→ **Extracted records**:
....

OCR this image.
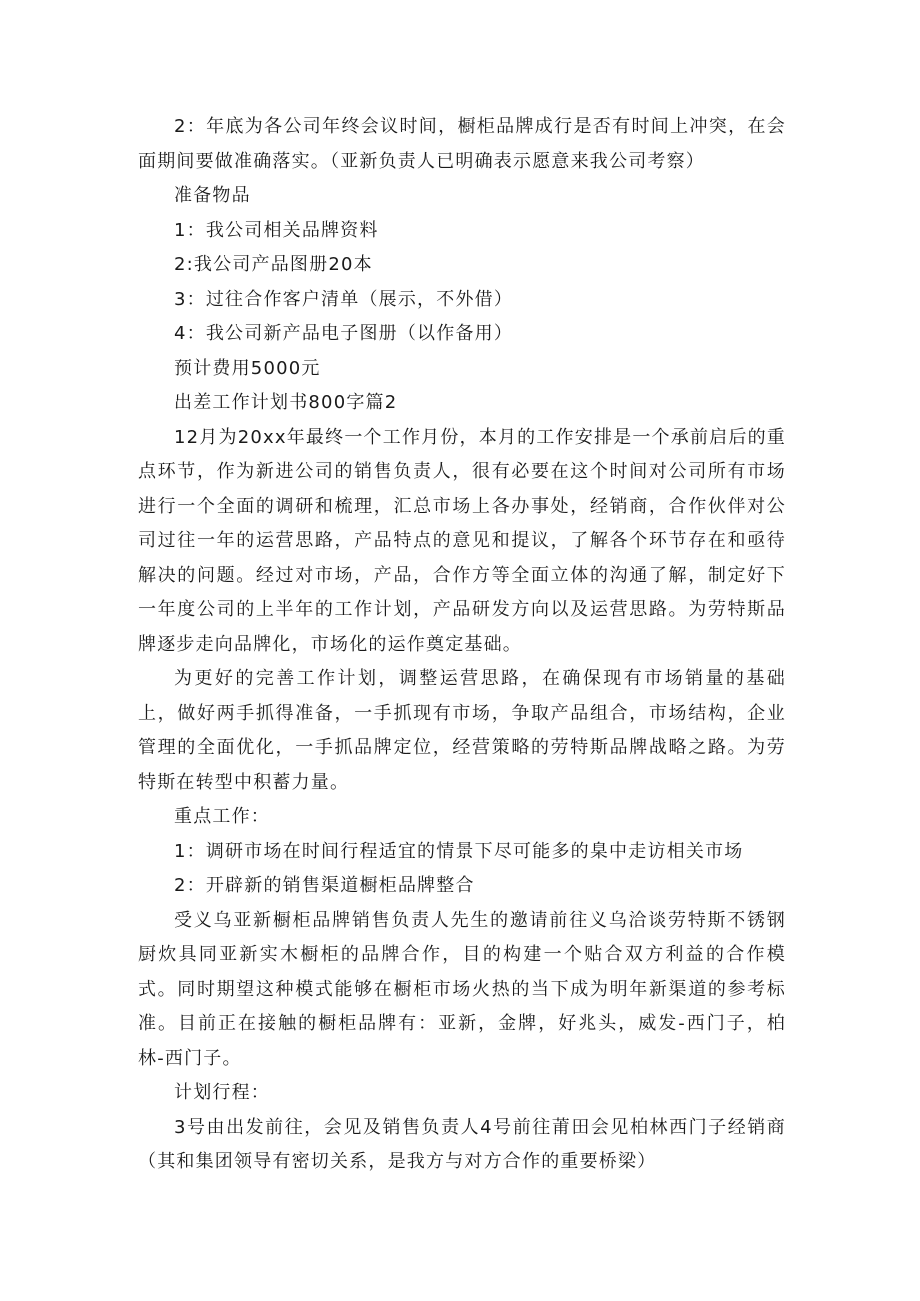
2：年底为各公司年终会议时间，橱柜品牌成行是否有时间上冲突，在会面期间要做准确落实。（亚新负责人已明确表示愿意来我公司考察）

准备物品

1：我公司相关品牌资料

2:我公司产品图册20本

3：过往合作客户清单（展示，不外借）

4：我公司新产品电子图册（以作备用）

预计费用5000元

出差工作计划书800字篇2

12月为20xx年最终一个工作月份，本月的工作安排是一个承前启后的重点环节，作为新进公司的销售负责人，很有必要在这个时间对公司所有市场进行一个全面的调研和梳理，汇总市场上各办事处，经销商，合作伙伴对公司过往一年的运营思路，产品特点的意见和提议，了解各个环节存在和亟待解决的问题。经过对市场，产品，合作方等全面立体的沟通了解，制定好下一年度公司的上半年的工作计划，产品研发方向以及运营思路。为劳特斯品牌逐步走向品牌化，市场化的运作奠定基础。

为更好的完善工作计划，调整运营思路，在确保现有市场销量的基础上，做好两手抓得准备，一手抓现有市场，争取产品组合，市场结构，企业管理的全面优化，一手抓品牌定位，经营策略的劳特斯品牌战略之路。为劳特斯在转型中积蓄力量。

重点工作：

1：调研市场在时间行程适宜的情景下尽可能多的臬中走访相关市场

2：开辟新的销售渠道橱柜品牌整合

受义乌亚新橱柜品牌销售负责人先生的邀请前往义乌洽谈劳特斯不锈钢厨炊具同亚新实木橱柜的品牌合作，目的构建一个贴合双方利益的合作模式。同时期望这种模式能够在橱柜市场火热的当下成为明年新渠道的参考标准。目前正在接触的橱柜品牌有：亚新，金牌，好兆头，威发-西门子，柏林-西门子。

计划行程：

3号由出发前往，会见及销售负责人4号前往莆田会见柏林西门子经销商（其和集团领导有密切关系，是我方与对方合作的重要桥梁）
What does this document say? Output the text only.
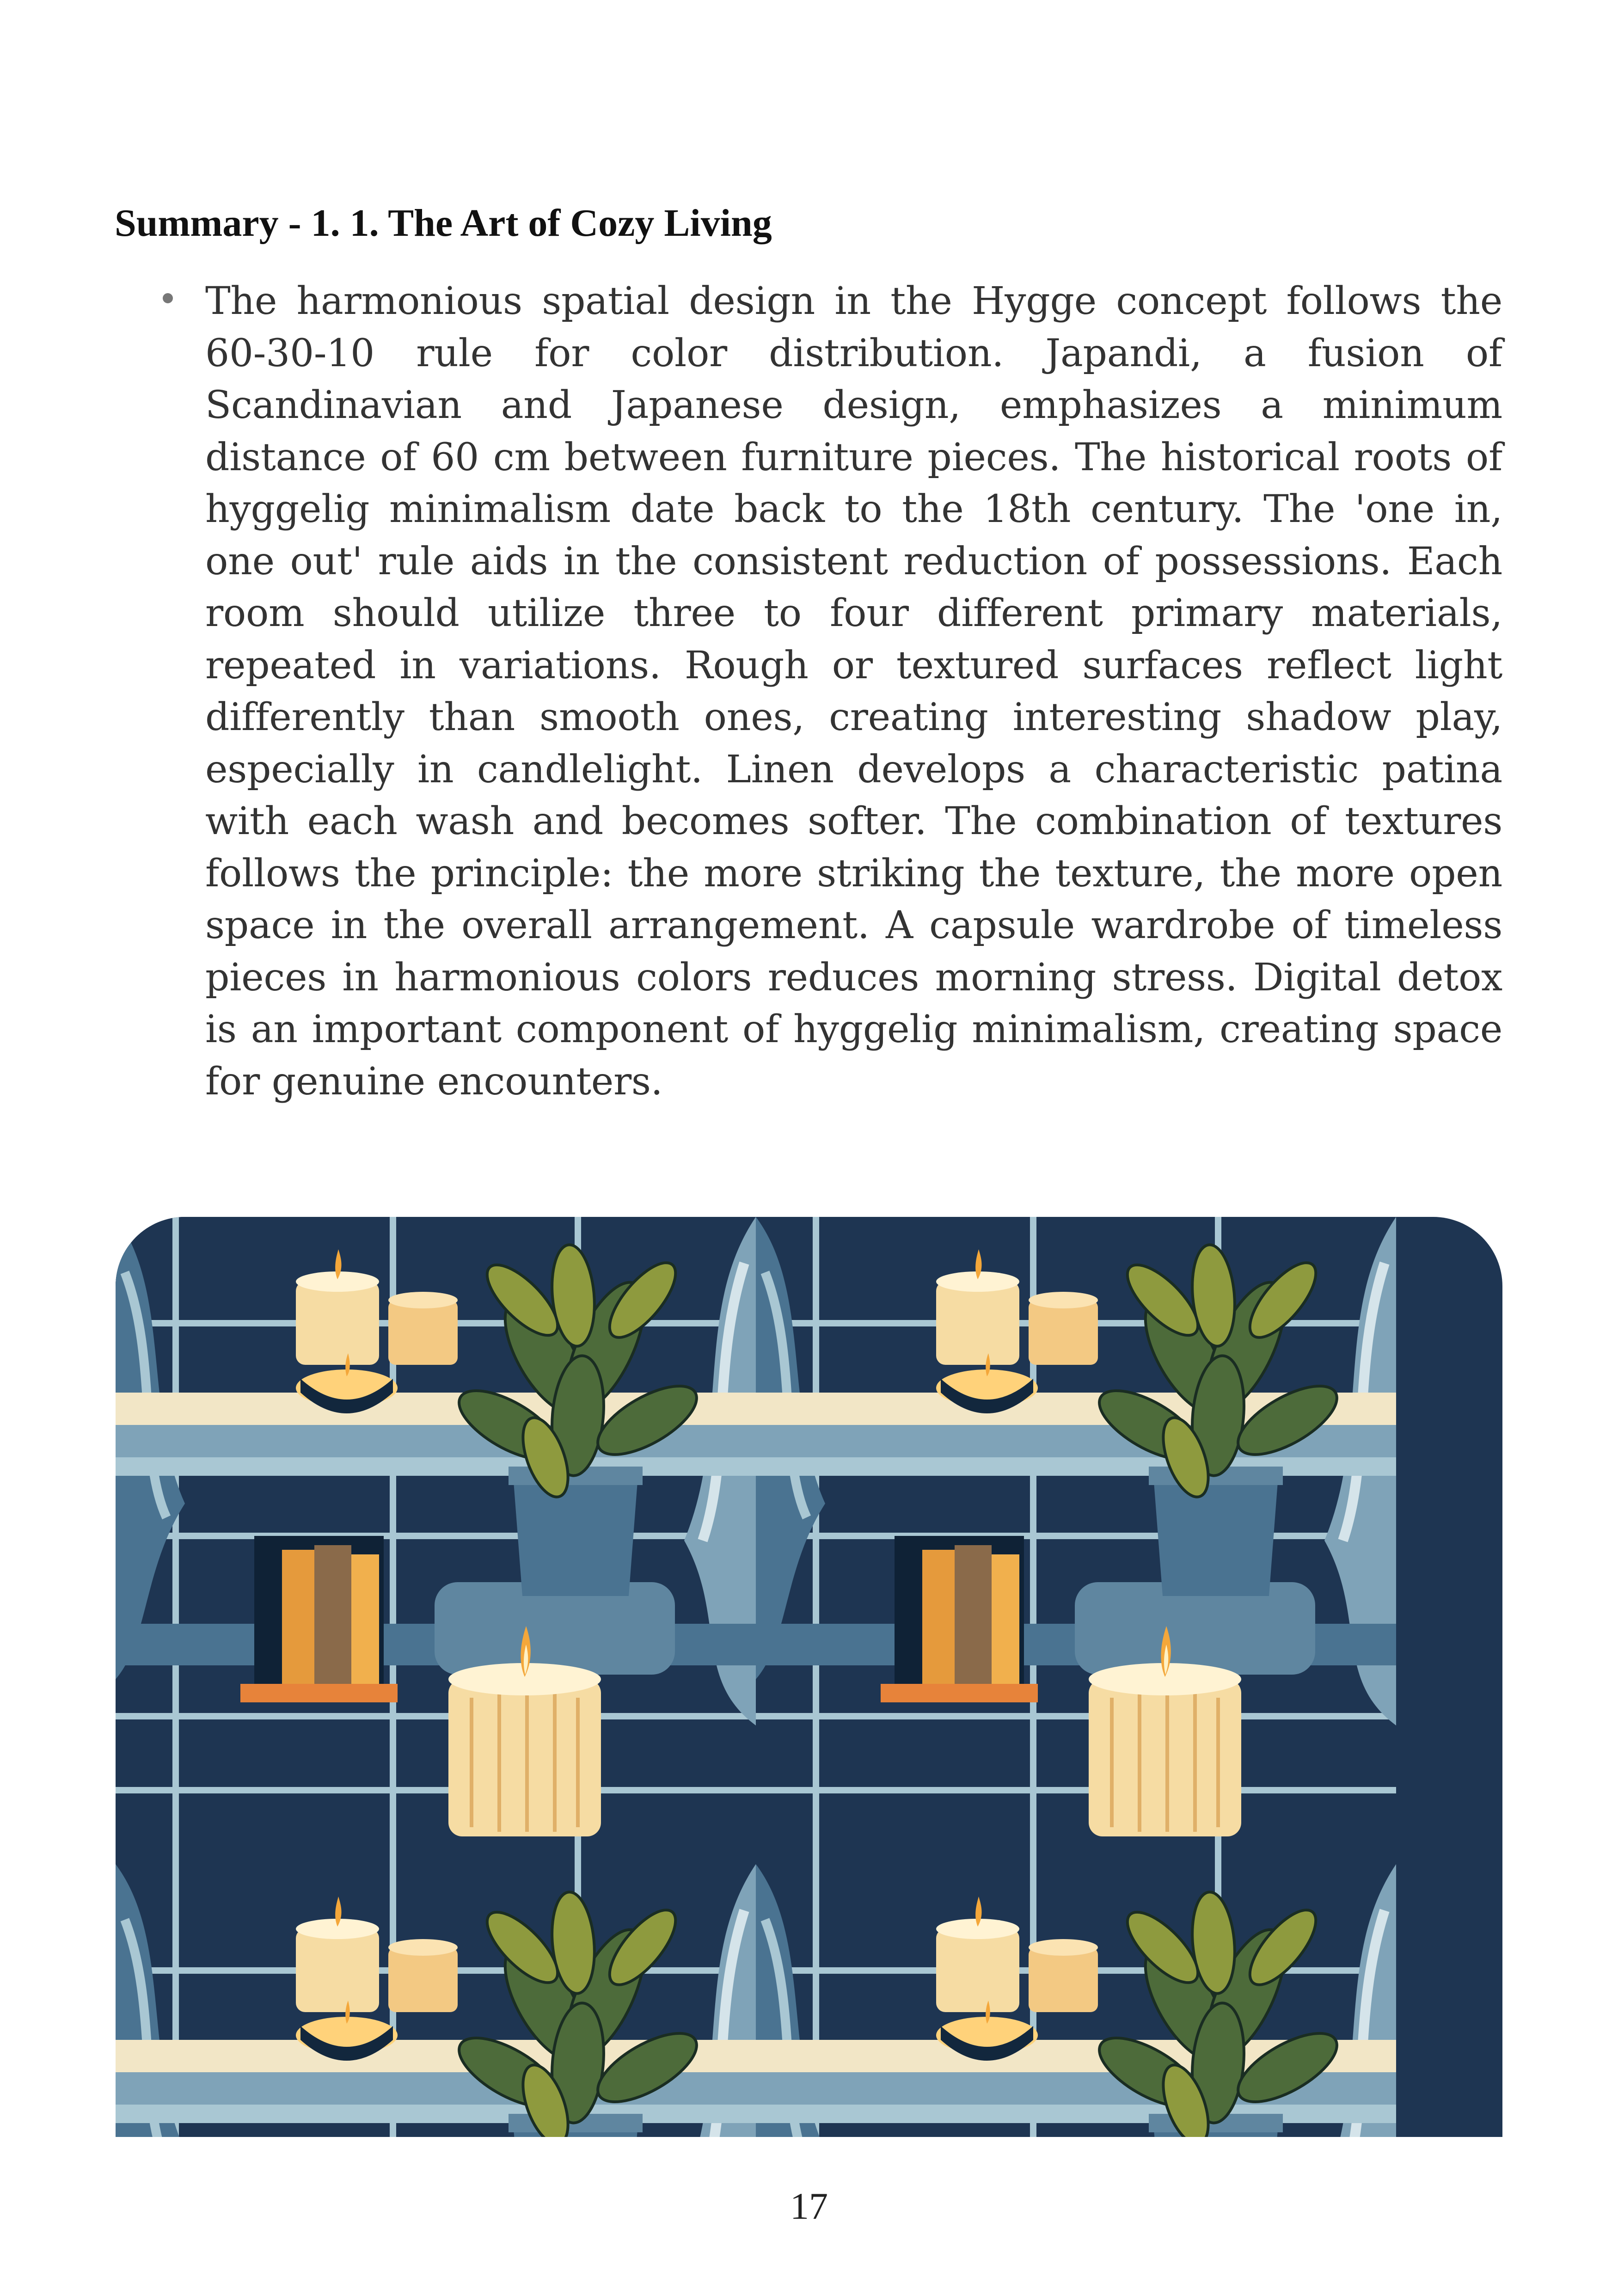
Summary - 1. 1. The Art of Cozy Living
The harmonious spatial design in the Hygge concept follows the 60-30-10 rule for color distribution. Japandi, a fusion of Scandinavian and Japanese design, emphasizes a minimum distance of 60 cm between furniture pieces. The historical roots of hyggelig minimalism date back to the 18th century. The 'one in, one out' rule aids in the consistent reduction of possessions. Each room should utilize three to four different primary materials, repeated in variations. Rough or textured surfaces reflect light differently than smooth ones, creating interesting shadow play, especially in candlelight. Linen develops a characteristic patina with each wash and becomes softer. The combination of textures follows the principle: the more striking the texture, the more open space in the overall arrangement. A capsule wardrobe of timeless pieces in harmonious colors reduces morning stress. Digital detox is an important component of hyggelig minimalism, creating space for genuine encounters.
17
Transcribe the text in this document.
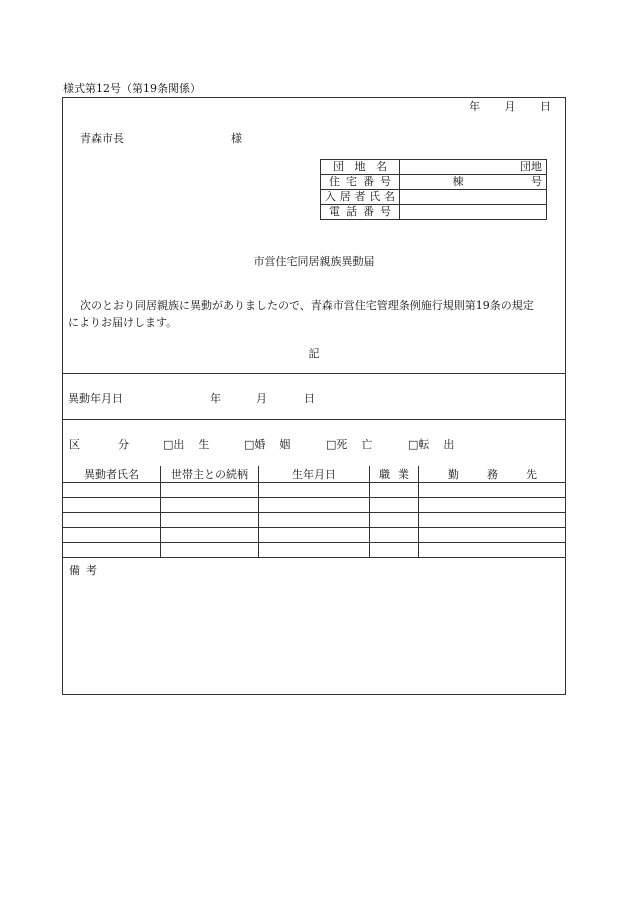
様式第12号（第19条関係）
年 月 日
青森市長	様
団 地 名	団地

住 宅 番 号	棟 号

入 居 者 氏 名	

電 話 番 号	

市営住宅同居親族異動届
次のとおり同居親族に異動がありましたので、青森市営住宅管理条例施行規則第19条の規定
によりお届けします。
記
異動年月日	年	月	日
区	分	□出 生	□婚 姻	□死 亡	□転 出
異動者氏名	世帯主との続柄	生年月日	職 業	勤 務 先

備 考
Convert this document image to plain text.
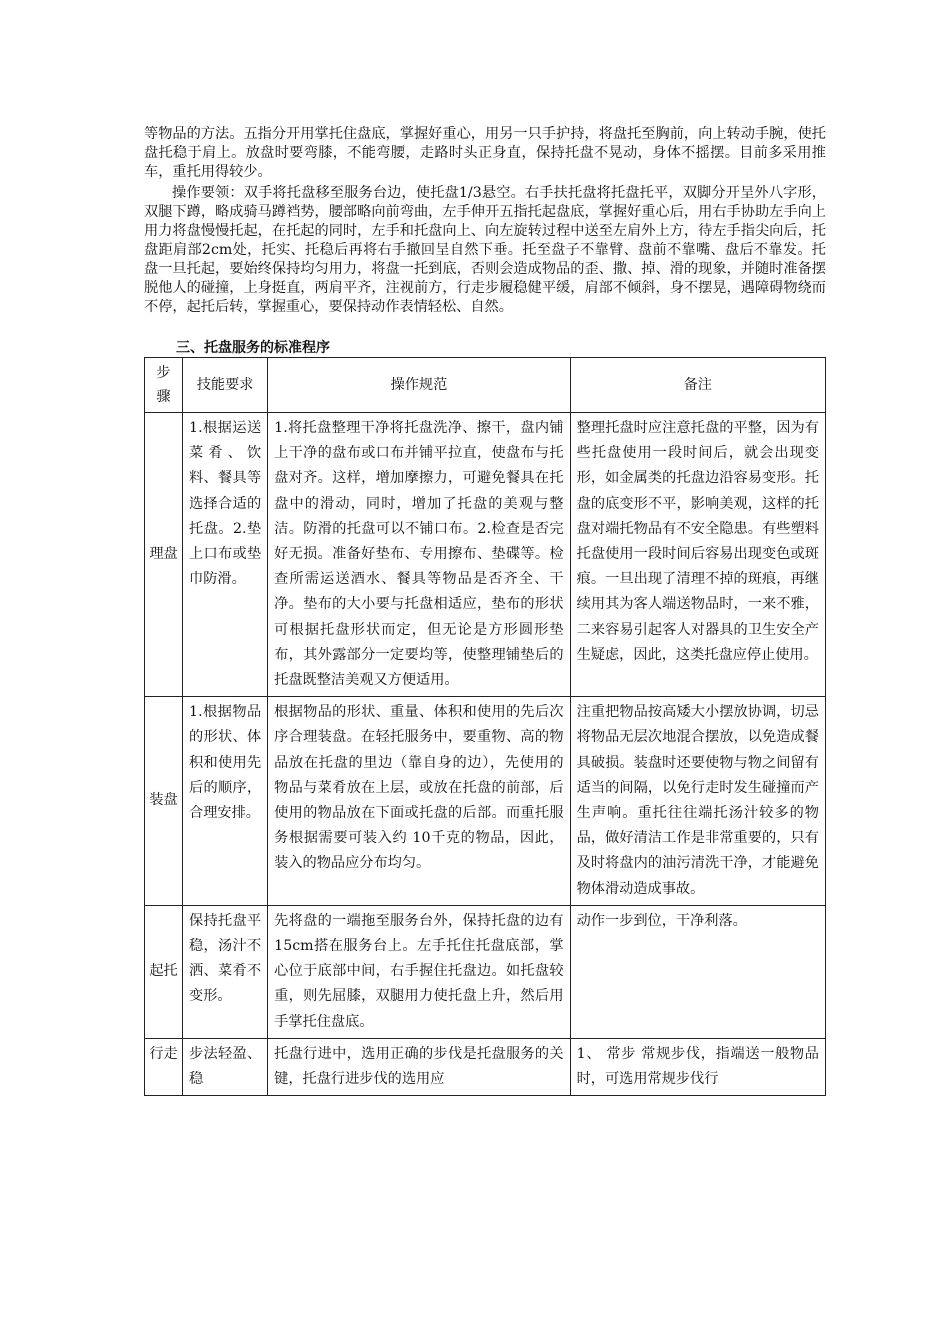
等物品的方法。五指分开用掌托住盘底，掌握好重心，用另一只手护持，将盘托至胸前，向上转动手腕，使托盘托稳于肩上。放盘时要弯膝，不能弯腰，走路时头正身直，保持托盘不晃动，身体不摇摆。目前多采用推车，重托用得较少。

操作要领：双手将托盘移至服务台边，使托盘1/3悬空。右手扶托盘将托盘托平，双脚分开呈外八字形，双腿下蹲，略成骑马蹲裆势，腰部略向前弯曲，左手伸开五指托起盘底，掌握好重心后，用右手协助左手向上用力将盘慢慢托起，在托起的同时，左手和托盘向上、向左旋转过程中送至左肩外上方，待左手指尖向后，托盘距肩部2cm处，托实、托稳后再将右手撤回呈自然下垂。托至盘子不靠臂、盘前不靠嘴、盘后不靠发。托盘一旦托起，要始终保持均匀用力，将盘一托到底，否则会造成物品的歪、撒、掉、滑的现象，并随时准备摆脱他人的碰撞，上身挺直，两肩平齐，注视前方，行走步履稳健平缓，肩部不倾斜，身不摆晃，遇障碍物绕而不停，起托后转，掌握重心，要保持动作表情轻松、自然。

三、托盘服务的标准程序

步骤	技能要求	操作规范	备注
理盘	1.根据运送菜肴、饮料、餐具等选择合适的托盘。2.垫上口布或垫巾防滑。	1.将托盘整理干净将托盘洗净、擦干，盘内铺上干净的盘布或口布并铺平拉直，使盘布与托盘对齐。这样，增加摩擦力，可避免餐具在托盘中的滑动，同时，增加了托盘的美观与整洁。防滑的托盘可以不铺口布。2.检查是否完好无损。准备好垫布、专用擦布、垫碟等。检查所需运送酒水、餐具等物品是否齐全、干净。垫布的大小要与托盘相适应，垫布的形状可根据托盘形状而定，但无论是方形圆形垫布，其外露部分一定要均等，使整理铺垫后的托盘既整洁美观又方便适用。	整理托盘时应注意托盘的平整，因为有些托盘使用一段时间后，就会出现变形，如金属类的托盘边沿容易变形。托盘的底变形不平，影响美观，这样的托盘对端托物品有不安全隐患。有些塑料托盘使用一段时间后容易出现变色或斑痕。一旦出现了清理不掉的斑痕，再继续用其为客人端送物品时，一来不雅，二来容易引起客人对器具的卫生安全产生疑虑，因此，这类托盘应停止使用。
装盘	1.根据物品的形状、体积和使用先后的顺序，合理安排。	根据物品的形状、重量、体积和使用的先后次序合理装盘。在轻托服务中，要重物、高的物品放在托盘的里边（靠自身的边），先使用的物品与菜肴放在上层，或放在托盘的前部，后使用的物品放在下面或托盘的后部。而重托服务根据需要可装入约 10千克的物品，因此，装入的物品应分布均匀。	注重把物品按高矮大小摆放协调，切忌将物品无层次地混合摆放，以免造成餐具破损。装盘时还要使物与物之间留有适当的间隔，以免行走时发生碰撞而产生声响。重托往往端托汤汁较多的物品，做好清洁工作是非常重要的，只有及时将盘内的油污清洗干净，才能避免物体滑动造成事故。
起托	保持托盘平稳，汤汁不洒、菜肴不变形。	先将盘的一端拖至服务台外，保持托盘的边有15cm搭在服务台上。左手托住托盘底部，掌心位于底部中间，右手握住托盘边。如托盘较重，则先屈膝，双腿用力使托盘上升，然后用手掌托住盘底。	动作一步到位，干净利落。
行走	步法轻盈、稳	托盘行进中，选用正确的步伐是托盘服务的关键，托盘行进步伐的选用应	1、 常步 常规步伐，指端送一般物品时，可选用常规步伐行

....

→ **Work to do**: Identify each line holding the string "document", and copy it out.

→ **The output**:
What does this document say? Output the text only.
Transcribe the text in this document.
Convert this document image to plain text.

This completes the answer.